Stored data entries
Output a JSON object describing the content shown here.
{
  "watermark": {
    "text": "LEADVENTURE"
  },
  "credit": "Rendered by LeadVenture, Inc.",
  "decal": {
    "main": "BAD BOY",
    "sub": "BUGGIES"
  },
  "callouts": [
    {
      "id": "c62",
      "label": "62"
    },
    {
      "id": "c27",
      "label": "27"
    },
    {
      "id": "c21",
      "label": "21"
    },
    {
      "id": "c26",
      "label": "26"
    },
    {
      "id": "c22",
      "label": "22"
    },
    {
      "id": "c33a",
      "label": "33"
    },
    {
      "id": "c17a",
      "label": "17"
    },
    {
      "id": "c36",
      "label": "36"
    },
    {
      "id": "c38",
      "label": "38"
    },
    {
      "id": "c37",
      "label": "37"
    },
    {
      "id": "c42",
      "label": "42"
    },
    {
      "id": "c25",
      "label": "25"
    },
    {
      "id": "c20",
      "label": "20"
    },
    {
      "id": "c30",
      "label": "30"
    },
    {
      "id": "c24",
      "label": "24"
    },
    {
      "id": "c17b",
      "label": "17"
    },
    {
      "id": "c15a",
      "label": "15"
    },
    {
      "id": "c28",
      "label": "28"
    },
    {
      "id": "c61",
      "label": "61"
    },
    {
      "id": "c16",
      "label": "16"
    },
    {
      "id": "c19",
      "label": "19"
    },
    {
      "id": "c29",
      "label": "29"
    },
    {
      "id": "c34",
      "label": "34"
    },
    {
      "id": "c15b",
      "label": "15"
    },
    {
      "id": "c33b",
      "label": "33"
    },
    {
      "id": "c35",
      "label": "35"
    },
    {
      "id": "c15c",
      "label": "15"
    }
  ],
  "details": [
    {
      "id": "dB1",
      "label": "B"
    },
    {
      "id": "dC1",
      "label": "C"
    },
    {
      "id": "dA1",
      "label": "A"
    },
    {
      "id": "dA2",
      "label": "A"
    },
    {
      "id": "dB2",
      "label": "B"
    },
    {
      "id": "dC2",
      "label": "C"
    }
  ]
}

▸ EXERCISE OBJECTIVE
Write down every line of the data exactly as it appears above.

▸ REPLY TO THE EXERCISE
Output a JSON object describing the content shown here.
{
  "watermark": {
    "text": "LEADVENTURE"
  },
  "credit": "Rendered by LeadVenture, Inc.",
  "decal": {
    "main": "BAD BOY",
    "sub": "BUGGIES"
  },
  "callouts": [
    {
      "id": "c62",
      "label": "62"
    },
    {
      "id": "c27",
      "label": "27"
    },
    {
      "id": "c21",
      "label": "21"
    },
    {
      "id": "c26",
      "label": "26"
    },
    {
      "id": "c22",
      "label": "22"
    },
    {
      "id": "c33a",
      "label": "33"
    },
    {
      "id": "c17a",
      "label": "17"
    },
    {
      "id": "c36",
      "label": "36"
    },
    {
      "id": "c38",
      "label": "38"
    },
    {
      "id": "c37",
      "label": "37"
    },
    {
      "id": "c42",
      "label": "42"
    },
    {
      "id": "c25",
      "label": "25"
    },
    {
      "id": "c20",
      "label": "20"
    },
    {
      "id": "c30",
      "label": "30"
    },
    {
      "id": "c24",
      "label": "24"
    },
    {
      "id": "c17b",
      "label": "17"
    },
    {
      "id": "c15a",
      "label": "15"
    },
    {
      "id": "c28",
      "label": "28"
    },
    {
      "id": "c61",
      "label": "61"
    },
    {
      "id": "c16",
      "label": "16"
    },
    {
      "id": "c19",
      "label": "19"
    },
    {
      "id": "c29",
      "label": "29"
    },
    {
      "id": "c34",
      "label": "34"
    },
    {
      "id": "c15b",
      "label": "15"
    },
    {
      "id": "c33b",
      "label": "33"
    },
    {
      "id": "c35",
      "label": "35"
    },
    {
      "id": "c15c",
      "label": "15"
    }
  ],
  "details": [
    {
      "id": "dB1",
      "label": "B"
    },
    {
      "id": "dC1",
      "label": "C"
    },
    {
      "id": "dA1",
      "label": "A"
    },
    {
      "id": "dA2",
      "label": "A"
    },
    {
      "id": "dB2",
      "label": "B"
    },
    {
      "id": "dC2",
      "label": "C"
    }
  ]
}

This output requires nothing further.